Stated problem a: Update the records from the line containing "image-pixel: [710, 479, 758, 528]" down through the line containing "image-pixel: [570, 244, 618, 292]" by replacing "image-pixel" with "grid-tile" and leaving everything else unchanged. Return only those lines.

The republicans screwed the party by never securing the boarder and by now it's to late unless all the illgeals can be rounded up and deported but honestly they keep on coming back and the cost is just so great! If there is any hope for the future we need the republican party to split (and the democratic party to split too into Democrats AND Libertarians) Democrats won't do anything to help the boarder because they know that's just more money and more votes comming in for them! :grin: Republicans won't do anything because they already are walking a tight rope to please there base and to try not to alienate the Latino vote.

illgegal aliens are good for the Democrats and the worst thing possible for the republican party and it's what is about to cause there doom... The party needs to split off so it can grow younger people better identify with the Libertarian or Democratic party than the Republican party. I'm sorry to say it but that's just they way it is.. As the older generations fade the younger generations always change things... Do you honestly think the Republican party can exist in 20 years??

More and more young people don't identify themselves as religious, they are supportive of gay marriage, are ok with legalization of pot and taxazation, and in general agree with fiscal responsibility. What they don't agree with is social conservatism. I don't see how the justification that the party will still exist is made..

I also don't see why people get so caught up in the illegal alien issues. Yea we know it's bad and illegal aliens cause crime and are importing drugs and are taking jobs that big busineses want to give them so they get cheap labor legal or not it happens. *Can we take a step back and focus on what is really going on and what will happen in the future? Many of the people here are much older and more experienced in life.. Can you provide any insights or realistic suggestions at how the future generations should proceed?* The republican party members tend to be older and have more wealth as the middle class shrinks creating more republicans seem to become harder and harder. What is your opinion on a Socially Liberal/Fiscally Conservative movement to replace a portion of the republican party and expand it's base by drawing in democrats too.

Stated problem b: Name every political party mentioned in the forum post on the Republican party's future.

Provided records:

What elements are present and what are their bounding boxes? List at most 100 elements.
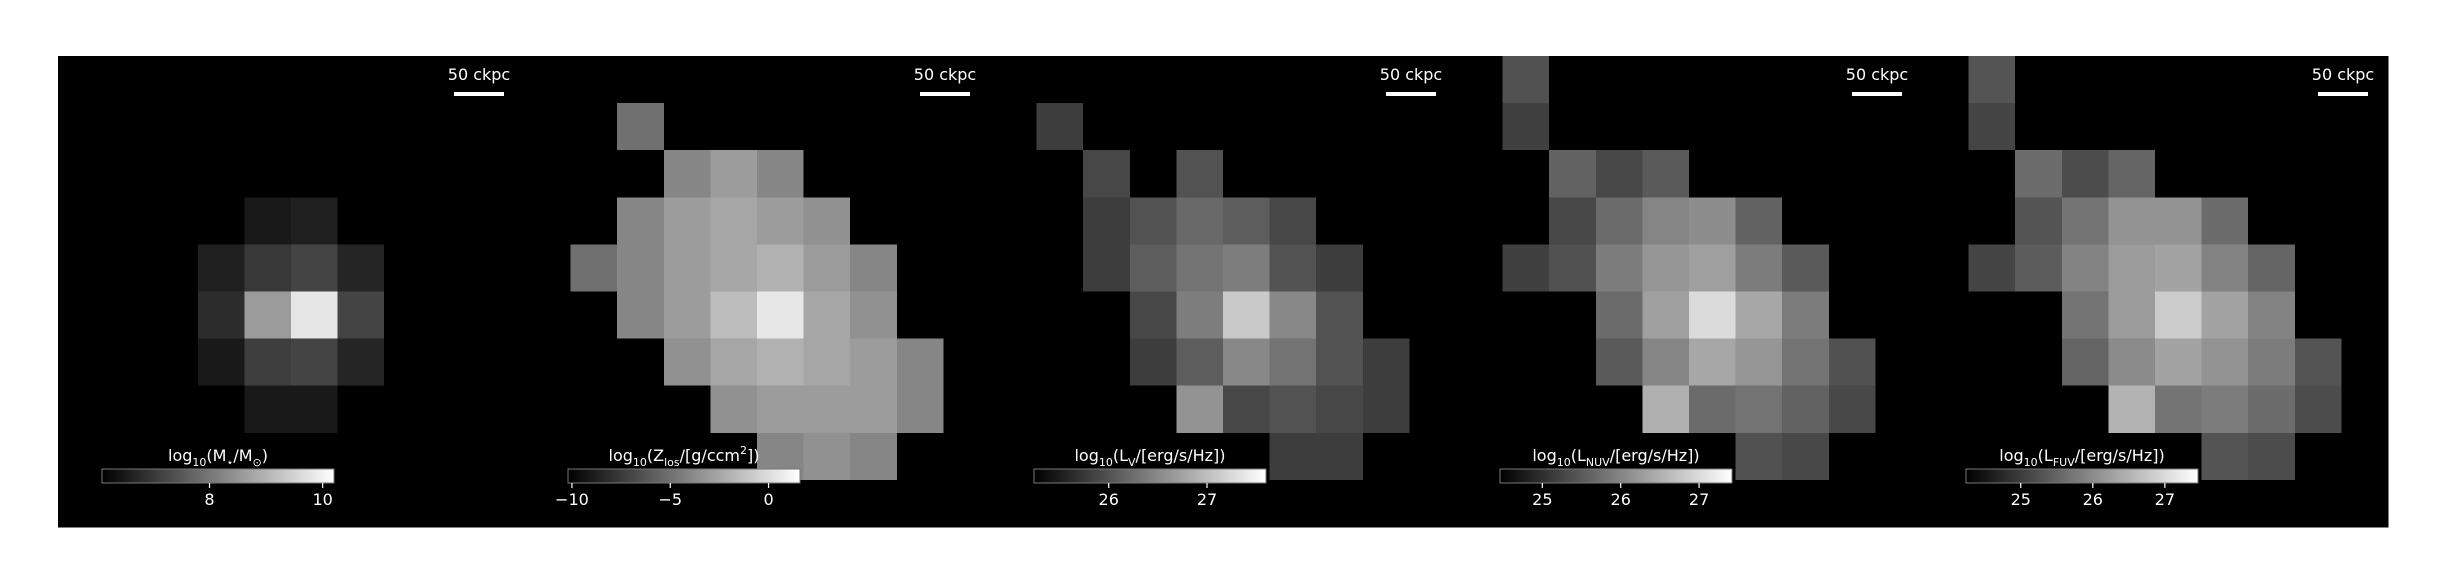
image-pixel: [710, 479, 758, 528]
image-pixel: [2341, 197, 2389, 245]
image-pixel: [1316, 197, 1364, 245]
scalebar-label: 50 ckpc: [914, 65, 976, 84]
image-pixel: [2155, 385, 2203, 434]
image-pixel: [943, 338, 991, 387]
image-pixel: [1129, 479, 1177, 528]
image-pixel: [1129, 291, 1177, 340]
image-pixel: [2015, 479, 2063, 528]
image-pixel: [757, 244, 805, 292]
image-pixel: [524, 244, 572, 292]
image-pixel: [1316, 385, 1364, 434]
colorbar: [1499, 468, 1733, 484]
image-pixel: [2015, 291, 2063, 340]
image-pixel: [2201, 197, 2249, 245]
image-pixel: [58, 244, 106, 292]
image-pixel: [337, 244, 385, 292]
image-pixel: [1456, 197, 1504, 245]
image-pixel: [1036, 244, 1084, 292]
image-pixel: [337, 479, 385, 528]
image-pixel: [943, 150, 991, 198]
image-pixel: [2061, 479, 2109, 528]
colorbar: [1033, 468, 1267, 484]
image-pixel: [2341, 150, 2389, 198]
image-pixel: [1642, 244, 1690, 292]
image-pixel: [1316, 291, 1364, 340]
image-pixel: [384, 197, 432, 245]
image-pixel: [1269, 479, 1317, 528]
image-pixel: [1642, 197, 1690, 245]
image-pixel: [1409, 244, 1457, 292]
image-pixel: [430, 291, 478, 340]
image-pixel: [2294, 338, 2342, 387]
image-pixel: [291, 150, 339, 198]
image-pixel: [1642, 56, 1690, 104]
image-pixel: [757, 385, 805, 434]
colorbar-label-part: log: [1532, 446, 1556, 465]
image-pixel: [850, 291, 898, 340]
image-pixel: [244, 56, 292, 104]
image-pixel: [2294, 291, 2342, 340]
image-pixel: [2108, 338, 2156, 387]
image-pixel: [244, 338, 292, 387]
colorbar-label: log10(Zlos/[g/ccm2]): [609, 444, 760, 469]
image-pixel: [2061, 150, 2109, 198]
image-pixel: [1176, 291, 1224, 340]
image-pixel: [291, 103, 339, 151]
colorbar-label-part: /[erg/s/Hz]): [2075, 446, 2165, 465]
image-pixel: [1689, 103, 1737, 151]
image-pixel: [1362, 385, 1410, 434]
image-pixel: [1502, 103, 1550, 151]
image-pixel: [524, 479, 572, 528]
image-pixel: [1502, 338, 1550, 387]
image-pixel: [291, 291, 339, 340]
image-pixel: [104, 385, 152, 434]
image-pixel: [1362, 197, 1410, 245]
image-pixel: [1642, 479, 1690, 528]
image-pixel: [2108, 385, 2156, 434]
image-pixel: [2201, 103, 2249, 151]
image-pixel: [896, 338, 944, 387]
image-pixel: [1735, 479, 1783, 528]
image-pixel: [244, 197, 292, 245]
image-pixel: [1968, 197, 2016, 245]
image-pixel: [617, 338, 665, 387]
image-pixel: [197, 291, 245, 340]
image-pixel: [570, 244, 618, 292]
image-pixel: [337, 56, 385, 104]
image-pixel: [58, 291, 106, 340]
image-pixel: [2201, 432, 2249, 481]
colorbar-label-part: V: [1128, 456, 1136, 469]
image-pixel: [850, 432, 898, 481]
image-pixel: [1968, 56, 2016, 104]
image-pixel: [524, 150, 572, 198]
image-pixel: [850, 150, 898, 198]
colorbar-label-part: /[erg/s/Hz]): [1136, 446, 1226, 465]
colorbar-label-part: (Z: [647, 446, 664, 465]
image-pixel: [1922, 385, 1970, 434]
image-pixel: [1642, 291, 1690, 340]
image-pixel: [2248, 432, 2296, 481]
image-pixel: [757, 150, 805, 198]
image-pixel: [1316, 150, 1364, 198]
colorbar-label-part: ⊙: [253, 456, 262, 469]
image-pixel: [663, 150, 711, 198]
image-pixel: [2108, 291, 2156, 340]
image-pixel: [1782, 291, 1830, 340]
panel: 50 ckpc log10(LNUV/[erg/s/Hz]) 25 26 27: [1456, 56, 1923, 528]
image-pixel: [1595, 103, 1643, 151]
image-pixel: [2248, 244, 2296, 292]
image-pixel: [1828, 150, 1876, 198]
image-pixel: [2155, 56, 2203, 104]
image-pixel: [1922, 244, 1970, 292]
image-pixel: [1595, 150, 1643, 198]
image-pixel: [1036, 338, 1084, 387]
image-pixel: [1129, 56, 1177, 104]
image-pixel: [1689, 479, 1737, 528]
image-pixel: [197, 244, 245, 292]
image-pixel: [291, 56, 339, 104]
image-pixel: [943, 197, 991, 245]
colorbar-label-part: (L: [2038, 446, 2053, 465]
image-pixel: [1875, 103, 1923, 151]
colorbar: [567, 468, 801, 484]
image-pixel: [1456, 150, 1504, 198]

Full response a:
grid-tile: [710, 479, 758, 528]
grid-tile: [2341, 197, 2389, 245]
grid-tile: [1316, 197, 1364, 245]
scalebar-label: 50 ckpc: [914, 65, 976, 84]
grid-tile: [2155, 385, 2203, 434]
grid-tile: [943, 338, 991, 387]
grid-tile: [1129, 479, 1177, 528]
grid-tile: [1129, 291, 1177, 340]
grid-tile: [2015, 479, 2063, 528]
grid-tile: [757, 244, 805, 292]
grid-tile: [524, 244, 572, 292]
grid-tile: [1316, 385, 1364, 434]
colorbar: [1499, 468, 1733, 484]
grid-tile: [2015, 291, 2063, 340]
grid-tile: [2201, 197, 2249, 245]
grid-tile: [58, 244, 106, 292]
grid-tile: [337, 244, 385, 292]
grid-tile: [1456, 197, 1504, 245]
grid-tile: [1036, 244, 1084, 292]
grid-tile: [337, 479, 385, 528]
grid-tile: [943, 150, 991, 198]
grid-tile: [2061, 479, 2109, 528]
colorbar: [1033, 468, 1267, 484]
grid-tile: [2341, 150, 2389, 198]
grid-tile: [1642, 244, 1690, 292]
grid-tile: [1316, 291, 1364, 340]
grid-tile: [384, 197, 432, 245]
grid-tile: [1269, 479, 1317, 528]
grid-tile: [1642, 197, 1690, 245]
grid-tile: [1409, 244, 1457, 292]
grid-tile: [430, 291, 478, 340]
grid-tile: [2294, 338, 2342, 387]
grid-tile: [291, 150, 339, 198]
grid-tile: [1642, 56, 1690, 104]
grid-tile: [757, 385, 805, 434]
colorbar-label-part: log: [1532, 446, 1556, 465]
grid-tile: [850, 291, 898, 340]
grid-tile: [244, 56, 292, 104]
grid-tile: [2294, 291, 2342, 340]
grid-tile: [2108, 338, 2156, 387]
grid-tile: [244, 338, 292, 387]
colorbar-label: log10(Zlos/[g/ccm2]): [609, 444, 760, 469]
grid-tile: [2061, 150, 2109, 198]
grid-tile: [1176, 291, 1224, 340]
grid-tile: [291, 103, 339, 151]
colorbar-label-part: /[erg/s/Hz]): [2075, 446, 2165, 465]
grid-tile: [1689, 103, 1737, 151]
grid-tile: [1362, 385, 1410, 434]
grid-tile: [1502, 103, 1550, 151]
grid-tile: [524, 479, 572, 528]
grid-tile: [1502, 338, 1550, 387]
grid-tile: [291, 291, 339, 340]
grid-tile: [104, 385, 152, 434]
grid-tile: [1362, 197, 1410, 245]
grid-tile: [1642, 479, 1690, 528]
grid-tile: [2108, 385, 2156, 434]
grid-tile: [2201, 103, 2249, 151]
grid-tile: [896, 338, 944, 387]
grid-tile: [1735, 479, 1783, 528]
grid-tile: [244, 197, 292, 245]
grid-tile: [1968, 197, 2016, 245]
grid-tile: [617, 338, 665, 387]
grid-tile: [197, 291, 245, 340]
grid-tile: [570, 244, 618, 292]

Full response b:
Republican party
Democratic party
Libertarian party